The request:
No images are to be carried over; print all other material exactly as it stands.

Data section:

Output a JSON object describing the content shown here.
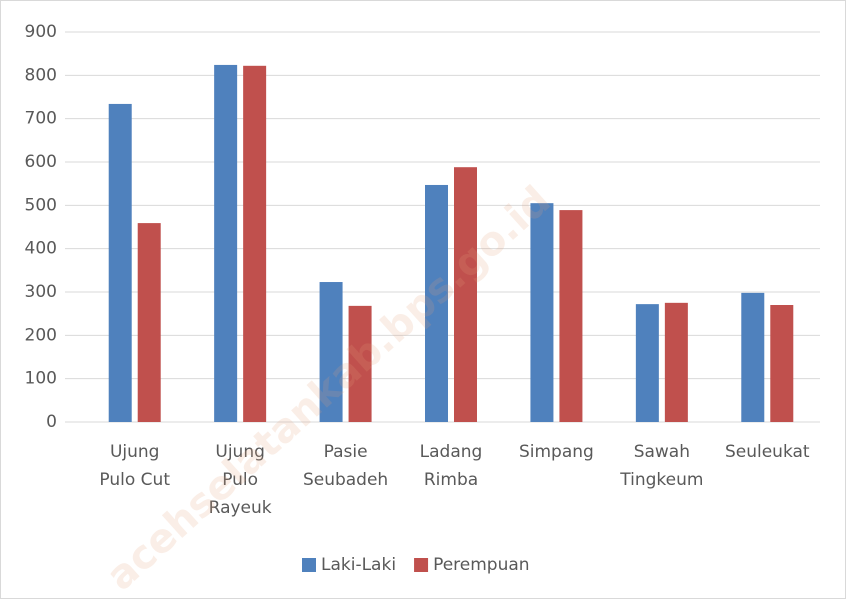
{
  "chart_data": {
    "type": "bar",
    "categories": [
      "Ujung Pulo Cut",
      "Ujung Pulo Rayeuk",
      "Pasie Seubadeh",
      "Ladang Rimba",
      "Simpang",
      "Sawah Tingkeum",
      "Seuleukat"
    ],
    "series": [
      {
        "name": "Laki-Laki",
        "color": "#4f81bd",
        "values": [
          734,
          824,
          323,
          547,
          505,
          272,
          298
        ]
      },
      {
        "name": "Perempuan",
        "color": "#c0504d",
        "values": [
          459,
          822,
          268,
          588,
          489,
          275,
          270
        ]
      }
    ],
    "ylim": [
      0,
      900
    ],
    "yticks": [
      0,
      100,
      200,
      300,
      400,
      500,
      600,
      700,
      800,
      900
    ],
    "grid": true,
    "legend": "bottom",
    "watermark": "acehselatankab.bps.go.id"
  }
}
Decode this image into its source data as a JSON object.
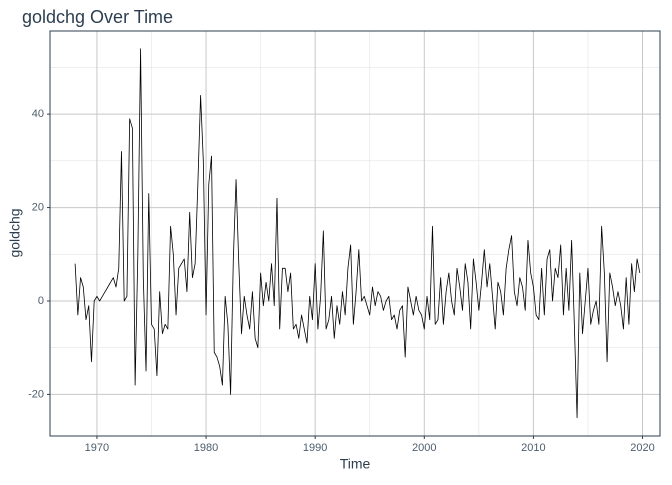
{
  "chart_data": {
    "type": "line",
    "title": "goldchg Over Time",
    "x_label": "Time",
    "y_label": "goldchg",
    "color": "#000000",
    "grid": true,
    "xlim": [
      1965.7,
      2021.6
    ],
    "xticks": [
      1970,
      1980,
      1990,
      2000,
      2010,
      2020
    ],
    "ylim": [
      -28.9,
      57.8
    ],
    "yticks": [
      -20,
      0,
      20,
      40
    ],
    "x": [
      1968,
      1968.25,
      1968.5,
      1968.75,
      1969,
      1969.25,
      1969.5,
      1969.75,
      1970,
      1970.25,
      1970.5,
      1970.75,
      1971,
      1971.25,
      1971.5,
      1971.75,
      1972,
      1972.25,
      1972.5,
      1972.75,
      1973,
      1973.25,
      1973.5,
      1973.75,
      1974,
      1974.25,
      1974.5,
      1974.75,
      1975,
      1975.25,
      1975.5,
      1975.75,
      1976,
      1976.25,
      1976.5,
      1976.75,
      1977,
      1977.25,
      1977.5,
      1977.75,
      1978,
      1978.25,
      1978.5,
      1978.75,
      1979,
      1979.25,
      1979.5,
      1979.75,
      1980,
      1980.25,
      1980.5,
      1980.75,
      1981,
      1981.25,
      1981.5,
      1981.75,
      1982,
      1982.25,
      1982.5,
      1982.75,
      1983,
      1983.25,
      1983.5,
      1983.75,
      1984,
      1984.25,
      1984.5,
      1984.75,
      1985,
      1985.25,
      1985.5,
      1985.75,
      1986,
      1986.25,
      1986.5,
      1986.75,
      1987,
      1987.25,
      1987.5,
      1987.75,
      1988,
      1988.25,
      1988.5,
      1988.75,
      1989,
      1989.25,
      1989.5,
      1989.75,
      1990,
      1990.25,
      1990.5,
      1990.75,
      1991,
      1991.25,
      1991.5,
      1991.75,
      1992,
      1992.25,
      1992.5,
      1992.75,
      1993,
      1993.25,
      1993.5,
      1993.75,
      1994,
      1994.25,
      1994.5,
      1994.75,
      1995,
      1995.25,
      1995.5,
      1995.75,
      1996,
      1996.25,
      1996.5,
      1996.75,
      1997,
      1997.25,
      1997.5,
      1997.75,
      1998,
      1998.25,
      1998.5,
      1998.75,
      1999,
      1999.25,
      1999.5,
      1999.75,
      2000,
      2000.25,
      2000.5,
      2000.75,
      2001,
      2001.25,
      2001.5,
      2001.75,
      2002,
      2002.25,
      2002.5,
      2002.75,
      2003,
      2003.25,
      2003.5,
      2003.75,
      2004,
      2004.25,
      2004.5,
      2004.75,
      2005,
      2005.25,
      2005.5,
      2005.75,
      2006,
      2006.25,
      2006.5,
      2006.75,
      2007,
      2007.25,
      2007.5,
      2007.75,
      2008,
      2008.25,
      2008.5,
      2008.75,
      2009,
      2009.25,
      2009.5,
      2009.75,
      2010,
      2010.25,
      2010.5,
      2010.75,
      2011,
      2011.25,
      2011.5,
      2011.75,
      2012,
      2012.25,
      2012.5,
      2012.75,
      2013,
      2013.25,
      2013.5,
      2013.75,
      2014,
      2014.25,
      2014.5,
      2014.75,
      2015,
      2015.25,
      2015.5,
      2015.75,
      2016,
      2016.25,
      2016.5,
      2016.75,
      2017,
      2017.25,
      2017.5,
      2017.75,
      2018,
      2018.25,
      2018.5,
      2018.75,
      2019,
      2019.25,
      2019.5,
      2019.75
    ],
    "values": [
      8,
      -3,
      5,
      3,
      -4,
      -1,
      -13,
      0,
      1,
      0,
      1,
      2,
      3,
      4,
      5,
      3,
      7,
      32,
      0,
      1,
      39,
      37,
      -18,
      10,
      54,
      5,
      -15,
      23,
      -5,
      -6,
      -16,
      2,
      -7,
      -5,
      -6,
      16,
      10,
      -3,
      7,
      8,
      9,
      2,
      19,
      5,
      8,
      25,
      44,
      30,
      -3,
      25,
      31,
      -11,
      -12,
      -14,
      -18,
      1,
      -5,
      -20,
      9,
      26,
      8,
      -7,
      1,
      -3,
      -6,
      2,
      -8,
      -10,
      6,
      -1,
      4,
      0,
      8,
      -1,
      22,
      -6,
      7,
      7,
      2,
      6,
      -6,
      -5,
      -8,
      -3,
      -6,
      -9,
      1,
      -4,
      8,
      -6,
      1,
      15,
      -6,
      -4,
      1,
      -8,
      -1,
      -5,
      2,
      -3,
      7,
      12,
      -5,
      2,
      11,
      0,
      1,
      -1,
      -3,
      3,
      -1,
      2,
      1,
      -2,
      0,
      1,
      -4,
      -3,
      -6,
      -2,
      -1,
      -12,
      3,
      0,
      -3,
      1,
      -2,
      -3,
      -6,
      1,
      -4,
      16,
      -5,
      -4,
      5,
      -5,
      2,
      6,
      0,
      -3,
      7,
      3,
      -2,
      8,
      4,
      -6,
      9,
      4,
      -2,
      4,
      11,
      3,
      8,
      1,
      -6,
      4,
      2,
      -3,
      7,
      11,
      14,
      2,
      -1,
      5,
      3,
      -2,
      13,
      6,
      3,
      -3,
      -4,
      7,
      -3,
      9,
      11,
      0,
      7,
      5,
      12,
      -3,
      7,
      -2,
      13,
      -5,
      -25,
      6,
      -7,
      0,
      7,
      -5,
      -2,
      0,
      -5,
      16,
      6,
      -13,
      6,
      3,
      -1,
      2,
      -1,
      -6,
      5,
      -5,
      8,
      2,
      9,
      6
    ]
  }
}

Exercise result:
Output a JSON object describing the content shown here.
{
  "chart_data": {
    "type": "bar",
    "categories": [
      "Ujung Pulo Cut",
      "Ujung Pulo Rayeuk",
      "Pasie Seubadeh",
      "Ladang Rimba",
      "Simpang",
      "Sawah Tingkeum",
      "Seuleukat"
    ],
    "series": [
      {
        "name": "Laki-Laki",
        "color": "#4f81bd",
        "values": [
          734,
          824,
          323,
          547,
          505,
          272,
          298
        ]
      },
      {
        "name": "Perempuan",
        "color": "#c0504d",
        "values": [
          459,
          822,
          268,
          588,
          489,
          275,
          270
        ]
      }
    ],
    "ylim": [
      0,
      900
    ],
    "yticks": [
      0,
      100,
      200,
      300,
      400,
      500,
      600,
      700,
      800,
      900
    ],
    "grid": true,
    "legend": "bottom",
    "watermark": "acehselatankab.bps.go.id"
  }
}
Decode this image into its source data as a JSON object.
{
  "chart_data": {
    "type": "line",
    "title": "goldchg Over Time",
    "x_label": "Time",
    "y_label": "goldchg",
    "color": "#000000",
    "grid": true,
    "xlim": [
      1965.7,
      2021.6
    ],
    "xticks": [
      1970,
      1980,
      1990,
      2000,
      2010,
      2020
    ],
    "ylim": [
      -28.9,
      57.8
    ],
    "yticks": [
      -20,
      0,
      20,
      40
    ],
    "x": [
      1968,
      1968.25,
      1968.5,
      1968.75,
      1969,
      1969.25,
      1969.5,
      1969.75,
      1970,
      1970.25,
      1970.5,
      1970.75,
      1971,
      1971.25,
      1971.5,
      1971.75,
      1972,
      1972.25,
      1972.5,
      1972.75,
      1973,
      1973.25,
      1973.5,
      1973.75,
      1974,
      1974.25,
      1974.5,
      1974.75,
      1975,
      1975.25,
      1975.5,
      1975.75,
      1976,
      1976.25,
      1976.5,
      1976.75,
      1977,
      1977.25,
      1977.5,
      1977.75,
      1978,
      1978.25,
      1978.5,
      1978.75,
      1979,
      1979.25,
      1979.5,
      1979.75,
      1980,
      1980.25,
      1980.5,
      1980.75,
      1981,
      1981.25,
      1981.5,
      1981.75,
      1982,
      1982.25,
      1982.5,
      1982.75,
      1983,
      1983.25,
      1983.5,
      1983.75,
      1984,
      1984.25,
      1984.5,
      1984.75,
      1985,
      1985.25,
      1985.5,
      1985.75,
      1986,
      1986.25,
      1986.5,
      1986.75,
      1987,
      1987.25,
      1987.5,
      1987.75,
      1988,
      1988.25,
      1988.5,
      1988.75,
      1989,
      1989.25,
      1989.5,
      1989.75,
      1990,
      1990.25,
      1990.5,
      1990.75,
      1991,
      1991.25,
      1991.5,
      1991.75,
      1992,
      1992.25,
      1992.5,
      1992.75,
      1993,
      1993.25,
      1993.5,
      1993.75,
      1994,
      1994.25,
      1994.5,
      1994.75,
      1995,
      1995.25,
      1995.5,
      1995.75,
      1996,
      1996.25,
      1996.5,
      1996.75,
      1997,
      1997.25,
      1997.5,
      1997.75,
      1998,
      1998.25,
      1998.5,
      1998.75,
      1999,
      1999.25,
      1999.5,
      1999.75,
      2000,
      2000.25,
      2000.5,
      2000.75,
      2001,
      2001.25,
      2001.5,
      2001.75,
      2002,
      2002.25,
      2002.5,
      2002.75,
      2003,
      2003.25,
      2003.5,
      2003.75,
      2004,
      2004.25,
      2004.5,
      2004.75,
      2005,
      2005.25,
      2005.5,
      2005.75,
      2006,
      2006.25,
      2006.5,
      2006.75,
      2007,
      2007.25,
      2007.5,
      2007.75,
      2008,
      2008.25,
      2008.5,
      2008.75,
      2009,
      2009.25,
      2009.5,
      2009.75,
      2010,
      2010.25,
      2010.5,
      2010.75,
      2011,
      2011.25,
      2011.5,
      2011.75,
      2012,
      2012.25,
      2012.5,
      2012.75,
      2013,
      2013.25,
      2013.5,
      2013.75,
      2014,
      2014.25,
      2014.5,
      2014.75,
      2015,
      2015.25,
      2015.5,
      2015.75,
      2016,
      2016.25,
      2016.5,
      2016.75,
      2017,
      2017.25,
      2017.5,
      2017.75,
      2018,
      2018.25,
      2018.5,
      2018.75,
      2019,
      2019.25,
      2019.5,
      2019.75
    ],
    "values": [
      8,
      -3,
      5,
      3,
      -4,
      -1,
      -13,
      0,
      1,
      0,
      1,
      2,
      3,
      4,
      5,
      3,
      7,
      32,
      0,
      1,
      39,
      37,
      -18,
      10,
      54,
      5,
      -15,
      23,
      -5,
      -6,
      -16,
      2,
      -7,
      -5,
      -6,
      16,
      10,
      -3,
      7,
      8,
      9,
      2,
      19,
      5,
      8,
      25,
      44,
      30,
      -3,
      25,
      31,
      -11,
      -12,
      -14,
      -18,
      1,
      -5,
      -20,
      9,
      26,
      8,
      -7,
      1,
      -3,
      -6,
      2,
      -8,
      -10,
      6,
      -1,
      4,
      0,
      8,
      -1,
      22,
      -6,
      7,
      7,
      2,
      6,
      -6,
      -5,
      -8,
      -3,
      -6,
      -9,
      1,
      -4,
      8,
      -6,
      1,
      15,
      -6,
      -4,
      1,
      -8,
      -1,
      -5,
      2,
      -3,
      7,
      12,
      -5,
      2,
      11,
      0,
      1,
      -1,
      -3,
      3,
      -1,
      2,
      1,
      -2,
      0,
      1,
      -4,
      -3,
      -6,
      -2,
      -1,
      -12,
      3,
      0,
      -3,
      1,
      -2,
      -3,
      -6,
      1,
      -4,
      16,
      -5,
      -4,
      5,
      -5,
      2,
      6,
      0,
      -3,
      7,
      3,
      -2,
      8,
      4,
      -6,
      9,
      4,
      -2,
      4,
      11,
      3,
      8,
      1,
      -6,
      4,
      2,
      -3,
      7,
      11,
      14,
      2,
      -1,
      5,
      3,
      -2,
      13,
      6,
      3,
      -3,
      -4,
      7,
      -3,
      9,
      11,
      0,
      7,
      5,
      12,
      -3,
      7,
      -2,
      13,
      -5,
      -25,
      6,
      -7,
      0,
      7,
      -5,
      -2,
      0,
      -5,
      16,
      6,
      -13,
      6,
      3,
      -1,
      2,
      -1,
      -6,
      5,
      -5,
      8,
      2,
      9,
      6
    ]
  }
}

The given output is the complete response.